WORK INSTRUCTIONS: Every line below that mentions the word "been" should be copied out.

RECORD LIST:
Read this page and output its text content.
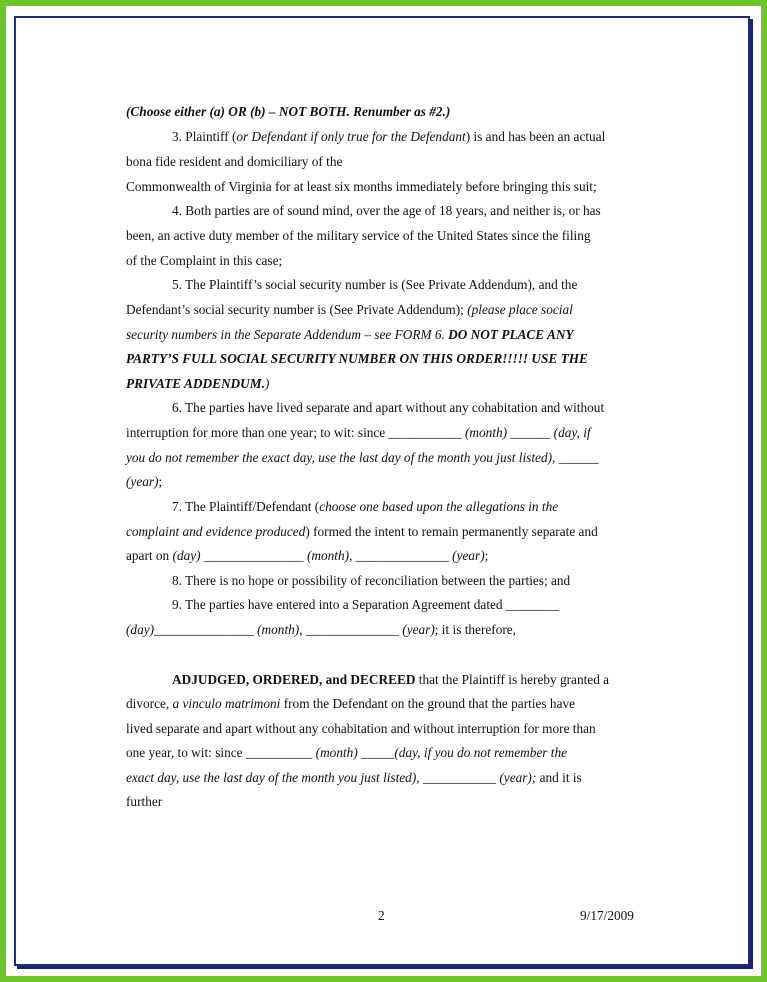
(Choose either (a) OR (b) – NOT BOTH. Renumber as #2.)
3. Plaintiff (or Defendant if only true for the Defendant) is and has been an actual
bona fide resident and domiciliary of the
Commonwealth of Virginia for at least six months immediately before bringing this suit;
4. Both parties are of sound mind, over the age of 18 years, and neither is, or has
been, an active duty member of the military service of the United States since the filing
of the Complaint in this case;
5. The Plaintiff’s social security number is (See Private Addendum), and the
Defendant’s social security number is (See Private Addendum); (please place social
security numbers in the Separate Addendum – see FORM 6. DO NOT PLACE ANY
PARTY’S FULL SOCIAL SECURITY NUMBER ON THIS ORDER!!!!! USE THE
PRIVATE ADDENDUM.)
6. The parties have lived separate and apart without any cohabitation and without
interruption for more than one year; to wit: since ___________ (month) ______ (day, if
you do not remember the exact day, use the last day of the month you just listed), ______
(year);
7. The Plaintiff/Defendant (choose one based upon the allegations in the
complaint and evidence produced) formed the intent to remain permanently separate and
apart on (day) _______________ (month), ______________ (year);
8. There is no hope or possibility of reconciliation between the parties; and
9. The parties have entered into a Separation Agreement dated ________
(day)_______________ (month), ______________ (year); it is therefore,
ADJUDGED, ORDERED, and DECREED that the Plaintiff is hereby granted a
divorce, a vinculo matrimoni from the Defendant on the ground that the parties have
lived separate and apart without any cohabitation and without interruption for more than
one year, to wit: since __________ (month) _____(day, if you do not remember the
exact day, use the last day of the month you just listed), ___________ (year); and it is
further
2	9/17/2009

FULL RESPONSE:
3. Plaintiff (or Defendant if only true for the Defendant) is and has been an actual
been, an active duty member of the military service of the United States since the filing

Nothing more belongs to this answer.